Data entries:
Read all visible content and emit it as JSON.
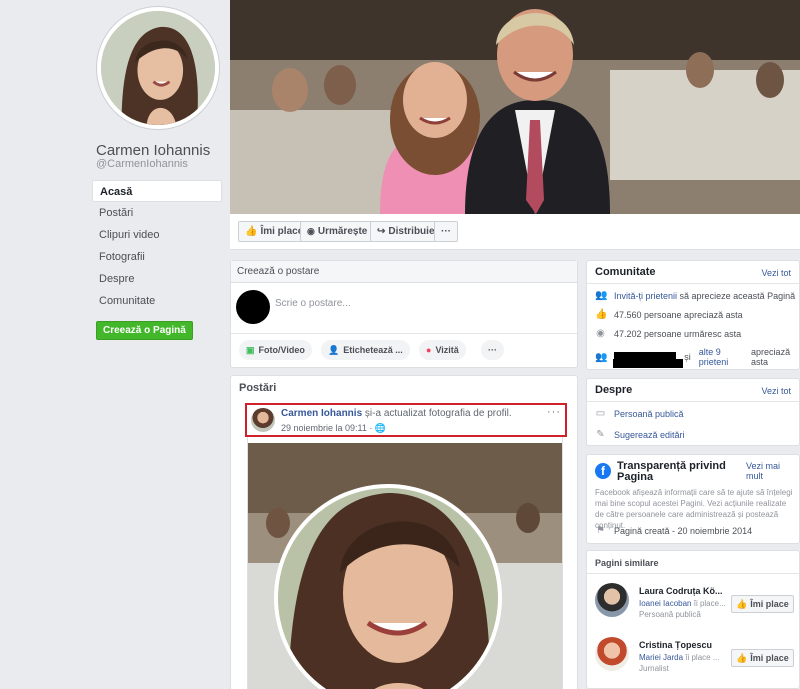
{
  "profile": {
    "name": "Carmen Iohannis",
    "handle": "@CarmenIohannis"
  },
  "nav": {
    "items": [
      "Acasă",
      "Postări",
      "Clipuri video",
      "Fotografii",
      "Despre",
      "Comunitate"
    ],
    "create_page": "Creează o Pagină"
  },
  "actions": {
    "like": "Îmi place",
    "follow": "Urmărește",
    "share": "Distribuie",
    "more": "···"
  },
  "composer": {
    "title": "Creează o postare",
    "placeholder": "Scrie o postare...",
    "photo": "Foto/Video",
    "tag": "Etichetează ...",
    "checkin": "Vizită",
    "more": "···"
  },
  "posts": {
    "title": "Postări",
    "author": "Carmen Iohannis",
    "action": "și-a actualizat fotografia de profil.",
    "time": "29 noiembrie la 09:11",
    "more": "···"
  },
  "community": {
    "title": "Comunitate",
    "see_all": "Vezi tot",
    "invite_link": "Invită-ți prietenii",
    "invite_rest": "să aprecieze această Pagină",
    "likes": "47.560 persoane apreciază asta",
    "follows": "47.202 persoane urmăresc asta",
    "friends_mid": "și",
    "friends_link": "alte 9 prieteni",
    "friends_rest": "apreciază asta"
  },
  "about": {
    "title": "Despre",
    "see_all": "Vezi tot",
    "category": "Persoană publică",
    "suggest": "Sugerează editări"
  },
  "transparency": {
    "title": "Transparență privind Pagina",
    "see_more": "Vezi mai mult",
    "text": "Facebook afișează informații care să te ajute să înțelegi mai bine scopul acestei Pagini. Vezi acțiunile realizate de către persoanele care administrează și postează conținut.",
    "created": "Pagină creată - 20 noiembrie 2014"
  },
  "similar": {
    "title": "Pagini similare",
    "pages": [
      {
        "name": "Laura Codruța Kö...",
        "liker": "Ioanei Iacoban",
        "liker_rest": "îi place...",
        "category": "Persoană publică",
        "like": "Îmi place"
      },
      {
        "name": "Cristina Țopescu",
        "liker": "Mariei Jarda",
        "liker_rest": "îi place ...",
        "category": "Jurnalist",
        "like": "Îmi place"
      }
    ]
  },
  "icons": {
    "like": "thumbs-up-icon",
    "follow": "rss-icon",
    "share": "share-arrow-icon",
    "globe": "globe-icon"
  },
  "colors": {
    "link": "#365899",
    "highlight": "#d0202b",
    "create": "#42b72a",
    "fb_blue": "#1877f2"
  }
}
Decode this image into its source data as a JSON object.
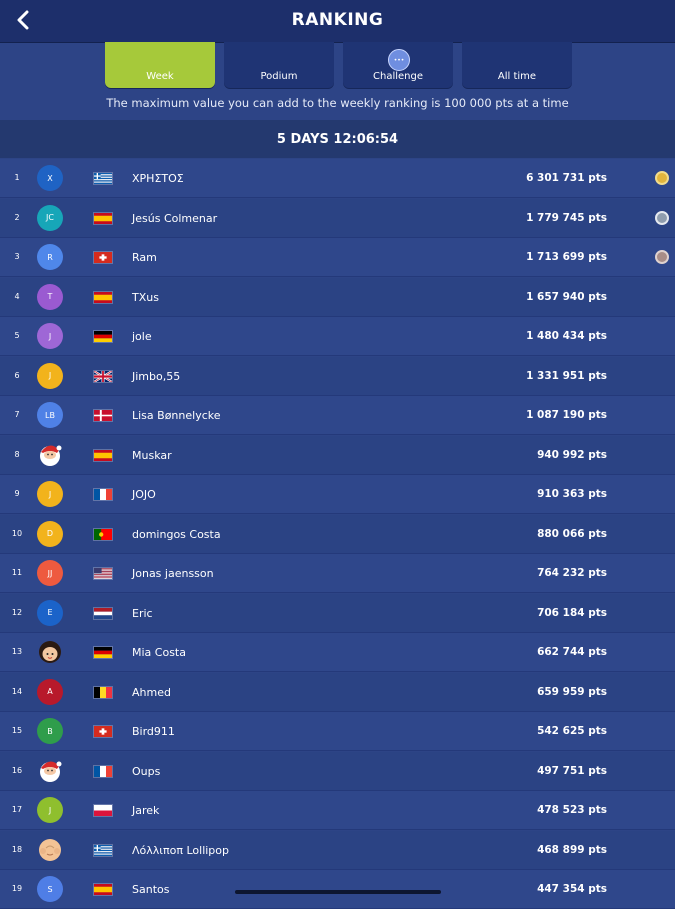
{
  "header": {
    "title": "RANKING",
    "back_icon": "chevron-left-icon"
  },
  "tabs": [
    {
      "label": "Week",
      "active": true
    },
    {
      "label": "Podium",
      "active": false
    },
    {
      "label": "Challenge",
      "active": false,
      "badge": "•••"
    },
    {
      "label": "All time",
      "active": false
    }
  ],
  "notice": "The maximum value you can add to the weekly ranking is 100 000 pts at a time",
  "timer": "5 DAYS 12:06:54",
  "colors": {
    "active_tab": "#a6c93a",
    "header_bg": "#1d2f6b",
    "list_bg": "#2d4486"
  },
  "ranking": [
    {
      "rank": "1",
      "initials": "X",
      "avatar_color": "#1f63c4",
      "avatar_type": "initials",
      "flag": "gr",
      "name": "ΧΡΗΣΤΟΣ",
      "score": "6 301 731 pts",
      "medal": "gold"
    },
    {
      "rank": "2",
      "initials": "JC",
      "avatar_color": "#17a6b8",
      "avatar_type": "initials",
      "flag": "es",
      "name": "Jesús Colmenar",
      "score": "1 779 745 pts",
      "medal": "silver"
    },
    {
      "rank": "3",
      "initials": "R",
      "avatar_color": "#4f87ea",
      "avatar_type": "initials",
      "flag": "ch",
      "name": "Ram",
      "score": "1 713 699 pts",
      "medal": "bronze"
    },
    {
      "rank": "4",
      "initials": "T",
      "avatar_color": "#9a5ad1",
      "avatar_type": "initials",
      "flag": "es",
      "name": "TXus",
      "score": "1 657 940 pts",
      "medal": ""
    },
    {
      "rank": "5",
      "initials": "J",
      "avatar_color": "#9e67d6",
      "avatar_type": "initials",
      "flag": "de",
      "name": "jole",
      "score": "1 480 434 pts",
      "medal": ""
    },
    {
      "rank": "6",
      "initials": "J",
      "avatar_color": "#f2b31c",
      "avatar_type": "initials",
      "flag": "gb",
      "name": "Jimbo,55",
      "score": "1 331 951 pts",
      "medal": ""
    },
    {
      "rank": "7",
      "initials": "LB",
      "avatar_color": "#4f81e6",
      "avatar_type": "initials",
      "flag": "dk",
      "name": "Lisa Bønnelycke",
      "score": "1 087 190 pts",
      "medal": ""
    },
    {
      "rank": "8",
      "initials": "",
      "avatar_color": "",
      "avatar_type": "santa",
      "flag": "es",
      "name": "Muskar",
      "score": "940 992 pts",
      "medal": ""
    },
    {
      "rank": "9",
      "initials": "J",
      "avatar_color": "#f2b31c",
      "avatar_type": "initials",
      "flag": "fr",
      "name": "JOJO",
      "score": "910 363 pts",
      "medal": ""
    },
    {
      "rank": "10",
      "initials": "D",
      "avatar_color": "#f2b31c",
      "avatar_type": "initials",
      "flag": "pt",
      "name": "domingos Costa",
      "score": "880 066 pts",
      "medal": ""
    },
    {
      "rank": "11",
      "initials": "JJ",
      "avatar_color": "#ee5a3f",
      "avatar_type": "initials",
      "flag": "us",
      "name": "Jonas jaensson",
      "score": "764 232 pts",
      "medal": ""
    },
    {
      "rank": "12",
      "initials": "E",
      "avatar_color": "#1b63c9",
      "avatar_type": "initials",
      "flag": "nl",
      "name": "Eric",
      "score": "706 184 pts",
      "medal": ""
    },
    {
      "rank": "13",
      "initials": "",
      "avatar_color": "",
      "avatar_type": "girl",
      "flag": "de",
      "name": "Mia Costa",
      "score": "662 744 pts",
      "medal": ""
    },
    {
      "rank": "14",
      "initials": "A",
      "avatar_color": "#b8192b",
      "avatar_type": "initials",
      "flag": "be",
      "name": "Ahmed",
      "score": "659 959 pts",
      "medal": ""
    },
    {
      "rank": "15",
      "initials": "B",
      "avatar_color": "#2f9d4b",
      "avatar_type": "initials",
      "flag": "ch",
      "name": "Bird911",
      "score": "542 625 pts",
      "medal": ""
    },
    {
      "rank": "16",
      "initials": "",
      "avatar_color": "",
      "avatar_type": "santa",
      "flag": "fr",
      "name": "Oups",
      "score": "497 751 pts",
      "medal": ""
    },
    {
      "rank": "17",
      "initials": "J",
      "avatar_color": "#8fbf2e",
      "avatar_type": "initials",
      "flag": "pl",
      "name": "Jarek",
      "score": "478 523 pts",
      "medal": ""
    },
    {
      "rank": "18",
      "initials": "",
      "avatar_color": "",
      "avatar_type": "baby",
      "flag": "gr",
      "name": "Λόλλιποπ Lollipop",
      "score": "468 899 pts",
      "medal": ""
    },
    {
      "rank": "19",
      "initials": "S",
      "avatar_color": "#4f7ee6",
      "avatar_type": "initials",
      "flag": "es",
      "name": "Santos",
      "score": "447 354 pts",
      "medal": ""
    }
  ]
}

▶ **WHAT IS ASKED**: Go through the material above and print all of it exactly, except the pictures.

▶ **WRITTEN SOLUTION**:
Read all visible content and emit it as JSON.
{
  "profile": {
    "name": "Carmen Iohannis",
    "handle": "@CarmenIohannis"
  },
  "nav": {
    "items": [
      "Acasă",
      "Postări",
      "Clipuri video",
      "Fotografii",
      "Despre",
      "Comunitate"
    ],
    "create_page": "Creează o Pagină"
  },
  "actions": {
    "like": "Îmi place",
    "follow": "Urmărește",
    "share": "Distribuie",
    "more": "···"
  },
  "composer": {
    "title": "Creează o postare",
    "placeholder": "Scrie o postare...",
    "photo": "Foto/Video",
    "tag": "Etichetează ...",
    "checkin": "Vizită",
    "more": "···"
  },
  "posts": {
    "title": "Postări",
    "author": "Carmen Iohannis",
    "action": "și-a actualizat fotografia de profil.",
    "time": "29 noiembrie la 09:11",
    "more": "···"
  },
  "community": {
    "title": "Comunitate",
    "see_all": "Vezi tot",
    "invite_link": "Invită-ți prietenii",
    "invite_rest": "să aprecieze această Pagină",
    "likes": "47.560 persoane apreciază asta",
    "follows": "47.202 persoane urmăresc asta",
    "friends_mid": "și",
    "friends_link": "alte 9 prieteni",
    "friends_rest": "apreciază asta"
  },
  "about": {
    "title": "Despre",
    "see_all": "Vezi tot",
    "category": "Persoană publică",
    "suggest": "Sugerează editări"
  },
  "transparency": {
    "title": "Transparență privind Pagina",
    "see_more": "Vezi mai mult",
    "text": "Facebook afișează informații care să te ajute să înțelegi mai bine scopul acestei Pagini. Vezi acțiunile realizate de către persoanele care administrează și postează conținut.",
    "created": "Pagină creată - 20 noiembrie 2014"
  },
  "similar": {
    "title": "Pagini similare",
    "pages": [
      {
        "name": "Laura Codruța Kö...",
        "liker": "Ioanei Iacoban",
        "liker_rest": "îi place...",
        "category": "Persoană publică",
        "like": "Îmi place"
      },
      {
        "name": "Cristina Țopescu",
        "liker": "Mariei Jarda",
        "liker_rest": "îi place ...",
        "category": "Jurnalist",
        "like": "Îmi place"
      }
    ]
  },
  "icons": {
    "like": "thumbs-up-icon",
    "follow": "rss-icon",
    "share": "share-arrow-icon",
    "globe": "globe-icon"
  },
  "colors": {
    "link": "#365899",
    "highlight": "#d0202b",
    "create": "#42b72a",
    "fb_blue": "#1877f2"
  }
}
Decode this image into its source data as a JSON object.
{
  "header": {
    "title": "RANKING",
    "back_icon": "chevron-left-icon"
  },
  "tabs": [
    {
      "label": "Week",
      "active": true
    },
    {
      "label": "Podium",
      "active": false
    },
    {
      "label": "Challenge",
      "active": false,
      "badge": "•••"
    },
    {
      "label": "All time",
      "active": false
    }
  ],
  "notice": "The maximum value you can add to the weekly ranking is 100 000 pts at a time",
  "timer": "5 DAYS 12:06:54",
  "colors": {
    "active_tab": "#a6c93a",
    "header_bg": "#1d2f6b",
    "list_bg": "#2d4486"
  },
  "ranking": [
    {
      "rank": "1",
      "initials": "X",
      "avatar_color": "#1f63c4",
      "avatar_type": "initials",
      "flag": "gr",
      "name": "ΧΡΗΣΤΟΣ",
      "score": "6 301 731 pts",
      "medal": "gold"
    },
    {
      "rank": "2",
      "initials": "JC",
      "avatar_color": "#17a6b8",
      "avatar_type": "initials",
      "flag": "es",
      "name": "Jesús Colmenar",
      "score": "1 779 745 pts",
      "medal": "silver"
    },
    {
      "rank": "3",
      "initials": "R",
      "avatar_color": "#4f87ea",
      "avatar_type": "initials",
      "flag": "ch",
      "name": "Ram",
      "score": "1 713 699 pts",
      "medal": "bronze"
    },
    {
      "rank": "4",
      "initials": "T",
      "avatar_color": "#9a5ad1",
      "avatar_type": "initials",
      "flag": "es",
      "name": "TXus",
      "score": "1 657 940 pts",
      "medal": ""
    },
    {
      "rank": "5",
      "initials": "J",
      "avatar_color": "#9e67d6",
      "avatar_type": "initials",
      "flag": "de",
      "name": "jole",
      "score": "1 480 434 pts",
      "medal": ""
    },
    {
      "rank": "6",
      "initials": "J",
      "avatar_color": "#f2b31c",
      "avatar_type": "initials",
      "flag": "gb",
      "name": "Jimbo,55",
      "score": "1 331 951 pts",
      "medal": ""
    },
    {
      "rank": "7",
      "initials": "LB",
      "avatar_color": "#4f81e6",
      "avatar_type": "initials",
      "flag": "dk",
      "name": "Lisa Bønnelycke",
      "score": "1 087 190 pts",
      "medal": ""
    },
    {
      "rank": "8",
      "initials": "",
      "avatar_color": "",
      "avatar_type": "santa",
      "flag": "es",
      "name": "Muskar",
      "score": "940 992 pts",
      "medal": ""
    },
    {
      "rank": "9",
      "initials": "J",
      "avatar_color": "#f2b31c",
      "avatar_type": "initials",
      "flag": "fr",
      "name": "JOJO",
      "score": "910 363 pts",
      "medal": ""
    },
    {
      "rank": "10",
      "initials": "D",
      "avatar_color": "#f2b31c",
      "avatar_type": "initials",
      "flag": "pt",
      "name": "domingos Costa",
      "score": "880 066 pts",
      "medal": ""
    },
    {
      "rank": "11",
      "initials": "JJ",
      "avatar_color": "#ee5a3f",
      "avatar_type": "initials",
      "flag": "us",
      "name": "Jonas jaensson",
      "score": "764 232 pts",
      "medal": ""
    },
    {
      "rank": "12",
      "initials": "E",
      "avatar_color": "#1b63c9",
      "avatar_type": "initials",
      "flag": "nl",
      "name": "Eric",
      "score": "706 184 pts",
      "medal": ""
    },
    {
      "rank": "13",
      "initials": "",
      "avatar_color": "",
      "avatar_type": "girl",
      "flag": "de",
      "name": "Mia Costa",
      "score": "662 744 pts",
      "medal": ""
    },
    {
      "rank": "14",
      "initials": "A",
      "avatar_color": "#b8192b",
      "avatar_type": "initials",
      "flag": "be",
      "name": "Ahmed",
      "score": "659 959 pts",
      "medal": ""
    },
    {
      "rank": "15",
      "initials": "B",
      "avatar_color": "#2f9d4b",
      "avatar_type": "initials",
      "flag": "ch",
      "name": "Bird911",
      "score": "542 625 pts",
      "medal": ""
    },
    {
      "rank": "16",
      "initials": "",
      "avatar_color": "",
      "avatar_type": "santa",
      "flag": "fr",
      "name": "Oups",
      "score": "497 751 pts",
      "medal": ""
    },
    {
      "rank": "17",
      "initials": "J",
      "avatar_color": "#8fbf2e",
      "avatar_type": "initials",
      "flag": "pl",
      "name": "Jarek",
      "score": "478 523 pts",
      "medal": ""
    },
    {
      "rank": "18",
      "initials": "",
      "avatar_color": "",
      "avatar_type": "baby",
      "flag": "gr",
      "name": "Λόλλιποπ Lollipop",
      "score": "468 899 pts",
      "medal": ""
    },
    {
      "rank": "19",
      "initials": "S",
      "avatar_color": "#4f7ee6",
      "avatar_type": "initials",
      "flag": "es",
      "name": "Santos",
      "score": "447 354 pts",
      "medal": ""
    }
  ]
}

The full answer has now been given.